■ Условие задания ■
Выведите без изменений часть данных, которая открывается самой первой строкой и закрывается строкой, содержащей "sidebar-item-content[interactable]: Content <box>0". Обе границы включаются.
▼
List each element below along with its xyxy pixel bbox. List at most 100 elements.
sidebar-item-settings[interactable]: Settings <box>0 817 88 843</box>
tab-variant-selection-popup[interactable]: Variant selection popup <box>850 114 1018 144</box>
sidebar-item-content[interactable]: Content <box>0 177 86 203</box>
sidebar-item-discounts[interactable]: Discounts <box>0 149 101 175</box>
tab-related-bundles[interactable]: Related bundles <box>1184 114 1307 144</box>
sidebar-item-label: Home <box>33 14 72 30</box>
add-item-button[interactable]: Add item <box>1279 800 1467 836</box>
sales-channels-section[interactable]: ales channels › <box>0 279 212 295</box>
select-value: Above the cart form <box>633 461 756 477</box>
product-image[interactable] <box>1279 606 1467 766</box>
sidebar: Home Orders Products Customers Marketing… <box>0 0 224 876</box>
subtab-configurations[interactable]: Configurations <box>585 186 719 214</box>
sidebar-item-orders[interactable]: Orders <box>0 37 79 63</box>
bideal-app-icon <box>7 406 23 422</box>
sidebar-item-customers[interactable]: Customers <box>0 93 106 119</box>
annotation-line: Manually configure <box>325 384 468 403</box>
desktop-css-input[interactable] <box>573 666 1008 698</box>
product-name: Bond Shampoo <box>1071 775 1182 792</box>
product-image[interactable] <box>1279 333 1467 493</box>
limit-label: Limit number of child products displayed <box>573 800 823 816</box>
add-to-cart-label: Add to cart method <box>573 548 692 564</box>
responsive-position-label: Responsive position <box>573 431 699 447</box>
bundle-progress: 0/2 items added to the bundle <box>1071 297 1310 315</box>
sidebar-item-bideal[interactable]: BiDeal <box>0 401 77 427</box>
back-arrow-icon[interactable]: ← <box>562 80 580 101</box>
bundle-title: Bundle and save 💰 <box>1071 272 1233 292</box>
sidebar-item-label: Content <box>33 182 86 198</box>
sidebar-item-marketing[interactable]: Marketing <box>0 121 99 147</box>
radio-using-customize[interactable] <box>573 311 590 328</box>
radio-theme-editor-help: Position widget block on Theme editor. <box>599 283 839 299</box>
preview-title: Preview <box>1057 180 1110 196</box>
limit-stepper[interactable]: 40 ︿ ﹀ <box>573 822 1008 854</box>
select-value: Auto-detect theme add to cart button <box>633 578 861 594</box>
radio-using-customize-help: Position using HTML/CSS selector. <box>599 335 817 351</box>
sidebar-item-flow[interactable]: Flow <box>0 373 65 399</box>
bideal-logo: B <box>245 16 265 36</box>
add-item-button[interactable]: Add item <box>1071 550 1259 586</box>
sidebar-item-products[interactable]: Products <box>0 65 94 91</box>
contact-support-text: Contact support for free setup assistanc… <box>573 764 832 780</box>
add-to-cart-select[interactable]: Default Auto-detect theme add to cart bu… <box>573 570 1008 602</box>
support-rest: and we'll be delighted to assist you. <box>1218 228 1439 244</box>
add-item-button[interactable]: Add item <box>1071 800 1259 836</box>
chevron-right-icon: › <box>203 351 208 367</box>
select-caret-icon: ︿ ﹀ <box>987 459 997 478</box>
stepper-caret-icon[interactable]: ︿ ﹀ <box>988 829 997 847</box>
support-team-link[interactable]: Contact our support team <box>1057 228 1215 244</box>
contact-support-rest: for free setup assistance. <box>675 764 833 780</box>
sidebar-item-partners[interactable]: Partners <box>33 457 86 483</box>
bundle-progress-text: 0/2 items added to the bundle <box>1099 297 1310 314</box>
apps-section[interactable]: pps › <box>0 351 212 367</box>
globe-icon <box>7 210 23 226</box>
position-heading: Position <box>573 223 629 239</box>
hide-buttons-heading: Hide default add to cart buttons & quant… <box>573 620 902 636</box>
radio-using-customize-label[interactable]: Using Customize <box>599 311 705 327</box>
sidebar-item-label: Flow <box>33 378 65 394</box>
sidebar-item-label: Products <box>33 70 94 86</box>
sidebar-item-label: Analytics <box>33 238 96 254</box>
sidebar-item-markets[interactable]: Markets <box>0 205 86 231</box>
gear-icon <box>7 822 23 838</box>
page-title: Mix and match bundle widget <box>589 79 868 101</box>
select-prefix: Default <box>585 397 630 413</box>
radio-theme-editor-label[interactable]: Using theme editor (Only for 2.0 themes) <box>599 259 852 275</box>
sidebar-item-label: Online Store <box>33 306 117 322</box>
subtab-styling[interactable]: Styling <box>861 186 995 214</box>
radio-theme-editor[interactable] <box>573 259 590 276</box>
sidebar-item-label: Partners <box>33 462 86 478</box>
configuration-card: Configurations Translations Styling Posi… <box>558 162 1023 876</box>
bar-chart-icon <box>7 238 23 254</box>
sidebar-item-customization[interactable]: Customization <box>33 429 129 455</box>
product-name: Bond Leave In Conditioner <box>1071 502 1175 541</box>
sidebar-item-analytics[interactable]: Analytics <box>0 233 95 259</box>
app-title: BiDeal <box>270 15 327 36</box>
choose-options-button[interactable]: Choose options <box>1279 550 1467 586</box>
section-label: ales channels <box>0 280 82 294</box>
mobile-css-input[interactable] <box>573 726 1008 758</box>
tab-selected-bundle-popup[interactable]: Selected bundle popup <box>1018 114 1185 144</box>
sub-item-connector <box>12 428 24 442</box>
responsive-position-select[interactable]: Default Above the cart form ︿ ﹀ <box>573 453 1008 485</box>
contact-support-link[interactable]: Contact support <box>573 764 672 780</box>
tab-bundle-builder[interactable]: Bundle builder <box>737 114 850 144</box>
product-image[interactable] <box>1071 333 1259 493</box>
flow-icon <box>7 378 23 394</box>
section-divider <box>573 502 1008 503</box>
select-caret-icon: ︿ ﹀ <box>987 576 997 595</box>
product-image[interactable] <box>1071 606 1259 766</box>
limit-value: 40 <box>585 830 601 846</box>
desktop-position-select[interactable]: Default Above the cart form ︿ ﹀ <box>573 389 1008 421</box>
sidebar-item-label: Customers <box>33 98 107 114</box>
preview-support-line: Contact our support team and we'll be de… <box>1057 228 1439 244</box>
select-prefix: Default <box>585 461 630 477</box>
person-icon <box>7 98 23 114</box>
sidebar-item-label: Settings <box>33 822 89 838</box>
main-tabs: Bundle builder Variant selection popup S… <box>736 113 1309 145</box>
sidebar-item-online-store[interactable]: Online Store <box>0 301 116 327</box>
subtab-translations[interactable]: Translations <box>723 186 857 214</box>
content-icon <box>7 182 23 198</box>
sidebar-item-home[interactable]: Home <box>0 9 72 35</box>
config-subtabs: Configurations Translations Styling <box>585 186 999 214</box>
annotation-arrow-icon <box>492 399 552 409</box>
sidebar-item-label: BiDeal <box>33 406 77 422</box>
▲
■ Решение ■
List each element below along with its xyxy pixel bbox. List at most 100 elements.
sidebar-item-settings[interactable]: Settings <box>0 817 88 843</box>
tab-variant-selection-popup[interactable]: Variant selection popup <box>850 114 1018 144</box>
sidebar-item-content[interactable]: Content <box>0 177 86 203</box>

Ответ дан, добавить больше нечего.